Textauszug:
= = = =
Dies bringt uns auch zum nächsten Kritikpunkt.
Genauigkeit ist kein Indikator für gutes Abschneiden von Algorithmen in der medizinischen Diagnostik
Die meisten Beitrage, die positiv über die KI-Studien in der medizinischen Diagnostik berichten, nutzen die Genauigkeit bzw. Accuracy als Maßstab für das Abschneiden der KI-Algorithmen im Vergleich zu Radiologen.
= = = =
Datensatzauszüge:
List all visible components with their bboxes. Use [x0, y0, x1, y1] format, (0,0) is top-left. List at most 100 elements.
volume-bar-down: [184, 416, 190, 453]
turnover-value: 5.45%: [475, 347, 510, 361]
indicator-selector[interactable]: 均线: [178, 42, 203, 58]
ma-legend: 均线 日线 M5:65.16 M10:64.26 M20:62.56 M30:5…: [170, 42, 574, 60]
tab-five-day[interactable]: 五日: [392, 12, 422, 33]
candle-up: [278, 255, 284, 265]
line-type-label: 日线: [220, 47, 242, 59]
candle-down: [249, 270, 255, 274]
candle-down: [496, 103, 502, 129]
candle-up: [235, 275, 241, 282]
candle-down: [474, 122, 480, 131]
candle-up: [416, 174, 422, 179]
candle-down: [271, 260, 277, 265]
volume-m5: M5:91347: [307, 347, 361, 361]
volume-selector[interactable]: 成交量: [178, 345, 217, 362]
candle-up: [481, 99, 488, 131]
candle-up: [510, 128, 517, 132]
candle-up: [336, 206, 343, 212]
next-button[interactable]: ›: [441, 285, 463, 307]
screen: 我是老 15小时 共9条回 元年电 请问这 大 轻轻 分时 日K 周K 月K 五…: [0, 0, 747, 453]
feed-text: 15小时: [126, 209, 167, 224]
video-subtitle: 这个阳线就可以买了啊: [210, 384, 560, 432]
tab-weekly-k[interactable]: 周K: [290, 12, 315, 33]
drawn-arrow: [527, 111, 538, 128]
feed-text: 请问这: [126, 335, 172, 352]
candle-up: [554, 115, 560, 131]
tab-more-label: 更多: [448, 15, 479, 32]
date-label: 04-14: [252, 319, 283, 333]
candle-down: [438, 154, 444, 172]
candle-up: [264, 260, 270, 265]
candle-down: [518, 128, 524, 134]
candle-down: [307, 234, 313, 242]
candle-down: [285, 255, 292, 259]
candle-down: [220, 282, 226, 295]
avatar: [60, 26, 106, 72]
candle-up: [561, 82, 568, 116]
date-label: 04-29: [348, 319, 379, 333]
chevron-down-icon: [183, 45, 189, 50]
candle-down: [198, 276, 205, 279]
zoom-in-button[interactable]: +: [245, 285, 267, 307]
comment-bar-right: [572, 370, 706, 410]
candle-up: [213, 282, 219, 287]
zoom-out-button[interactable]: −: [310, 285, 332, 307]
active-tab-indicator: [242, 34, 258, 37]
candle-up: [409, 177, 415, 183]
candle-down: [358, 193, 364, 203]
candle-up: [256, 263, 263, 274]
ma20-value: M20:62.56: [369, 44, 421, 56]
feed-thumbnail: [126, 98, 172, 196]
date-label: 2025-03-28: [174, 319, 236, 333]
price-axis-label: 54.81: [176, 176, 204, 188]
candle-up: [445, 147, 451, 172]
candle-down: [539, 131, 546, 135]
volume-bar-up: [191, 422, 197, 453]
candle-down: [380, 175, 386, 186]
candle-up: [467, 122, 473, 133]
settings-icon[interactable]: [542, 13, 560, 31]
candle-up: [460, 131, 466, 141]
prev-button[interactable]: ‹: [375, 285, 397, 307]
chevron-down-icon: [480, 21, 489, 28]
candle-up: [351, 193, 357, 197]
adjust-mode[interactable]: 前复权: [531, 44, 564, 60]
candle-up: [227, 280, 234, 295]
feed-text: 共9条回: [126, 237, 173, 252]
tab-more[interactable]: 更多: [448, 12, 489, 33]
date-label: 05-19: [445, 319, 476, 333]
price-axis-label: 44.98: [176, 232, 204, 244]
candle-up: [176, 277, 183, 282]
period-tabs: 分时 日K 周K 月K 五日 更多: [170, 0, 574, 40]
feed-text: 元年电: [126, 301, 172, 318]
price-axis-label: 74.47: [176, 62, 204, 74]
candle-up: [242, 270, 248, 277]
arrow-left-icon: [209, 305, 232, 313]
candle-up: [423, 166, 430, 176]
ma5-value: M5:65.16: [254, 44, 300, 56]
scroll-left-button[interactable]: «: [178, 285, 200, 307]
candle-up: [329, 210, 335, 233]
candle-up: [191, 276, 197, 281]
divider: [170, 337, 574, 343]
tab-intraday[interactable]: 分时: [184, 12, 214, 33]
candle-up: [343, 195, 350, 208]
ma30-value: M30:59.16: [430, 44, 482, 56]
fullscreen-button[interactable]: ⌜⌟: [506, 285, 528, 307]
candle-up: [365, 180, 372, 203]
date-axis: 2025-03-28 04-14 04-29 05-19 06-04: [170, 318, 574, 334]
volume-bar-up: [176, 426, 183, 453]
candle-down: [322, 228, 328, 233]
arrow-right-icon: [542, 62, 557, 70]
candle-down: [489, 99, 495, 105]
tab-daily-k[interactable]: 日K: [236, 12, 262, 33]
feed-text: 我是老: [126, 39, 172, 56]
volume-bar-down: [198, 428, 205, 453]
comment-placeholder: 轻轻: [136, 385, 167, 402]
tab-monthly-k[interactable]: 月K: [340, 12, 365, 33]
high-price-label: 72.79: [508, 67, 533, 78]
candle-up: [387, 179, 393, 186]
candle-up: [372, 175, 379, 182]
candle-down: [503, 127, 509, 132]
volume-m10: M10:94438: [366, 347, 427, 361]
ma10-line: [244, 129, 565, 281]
= = = =
Aufgaben:
1: Woran messen laut dem Textauszug die meisten positiven Beiträge das Abschneiden der KI-Algorithmen im Vergleich zu Radiologen?
2: Übersetze diesen Satz aus dem Textauszug ins Englische: „Genauigkeit ist kein Indikator für gutes Abschneiden von Algorithmen in der medizinischen Diagnostik“
3: Übernimm aus dem Textauszug wortgetreu den Abschnitt zwischen "Dies bringt uns" und "Vergleich zu Radiologen.", beide eingeschlossen.

Antworten:
1: An der Genauigkeit bzw. Accuracy.

2: Accuracy is not an indicator of good performance by algorithms in medical diagnostics

3:
Dies bringt uns auch zum nächsten Kritikpunkt.
Genauigkeit ist kein Indikator für gutes Abschneiden von Algorithmen in der medizinischen Diagnostik
Die meisten Beitrage, die positiv über die KI-Studien in der medizinischen Diagnostik berichten, nutzen die Genauigkeit bzw. Accuracy als Maßstab für das Abschneiden der KI-Algorithmen im Vergleich zu Radiologen.